## Document excerpt:
<<<<

By writ dated March 29, 1956, Waumbec sued Bahnson in assumpsit to recover the amounts paid on account of the judgments in favor of the employees, declaring upon the contract of April 20, 1951, and in particular the following "general condition" thereof: "This Contractor [The Bahnson Service Company] shall maintain such accident and liability insurance as will adequately protect him and the Owner [Waumbec Mills, Inc.] from claims for damage for personal injuries arising directly or indirectly from operations under this contract, as to all persons, both employees and the public, complying with all laws covering this subject, and he shall be liable to the Owner for failure to maintain such insurance."

On July 3, 1957, Bahnson moved that Employers Mutual Liability Insurance Company be joined as a party plaintiff in the law action, and the plaintiff Maryland Casualty Company as a party defendant. Maryland thereupon filed this petition for declaratory judgment, alleging that the policy in question did not provide coverage against the liability sued upon by Waumbec and the petition was tried by the Court.

>>>>

## Exercise set:
1. From the passage on the Waumbec insurance dispute, extract the text between "On July 3, 1957, Bahnson" and "by the Court.", inclusive.
2. Write what comes next in the passage on the Waumbec insurance dispute, picking up after its final sentence.

## Data extract:

<<<<

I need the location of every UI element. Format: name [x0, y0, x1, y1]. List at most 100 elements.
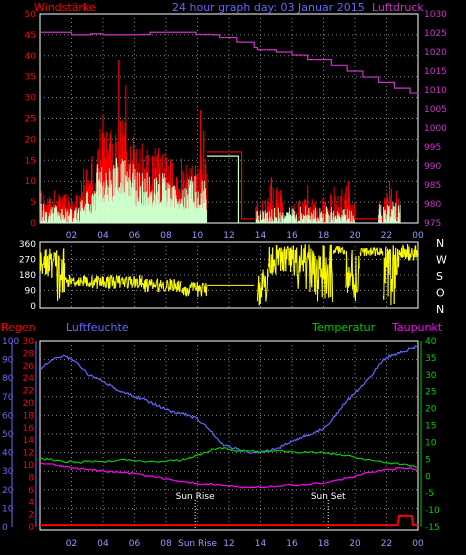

>>>>

## Results for each task:
1.
On July 3, 1957, Bahnson moved that Employers Mutual Liability Insurance Company be joined as a party plaintiff in the law action, and the plaintiff Maryland Casualty Company as a party defendant. Maryland thereupon filed this petition for declaratory judgment, alleging that the policy in question did not provide coverage against the liability sued upon by Waumbec and the petition was tried by the Court.

2.
The exceptions to the ruling of the Trial Court that the petition for declaratory judgment should be heard in advance of further proceedings in the law action (see Merchants Mut. c. Co. v. Kennett, 90 N.H. 253) presents no question of law, since there was evidence upon which the Court could properly so rule. Whether Maryland should or could be cited in as a party defendant in the action at law depended upon whether it insured Bahnson against liability for the alleged breach of its contract with Waumbec. The argument on behalf of Bahnson that the ruling was made as a matter of law is not supported by the record. We find nothing to indicate that the ruling was not made in the Court's discretion, and the presumption is that it was. Vallee v. Company, 89 N.H. 285, 291; Perkins v. Associates, 100 N.H. 247. The exceptions to the ruling are accordingly overruled.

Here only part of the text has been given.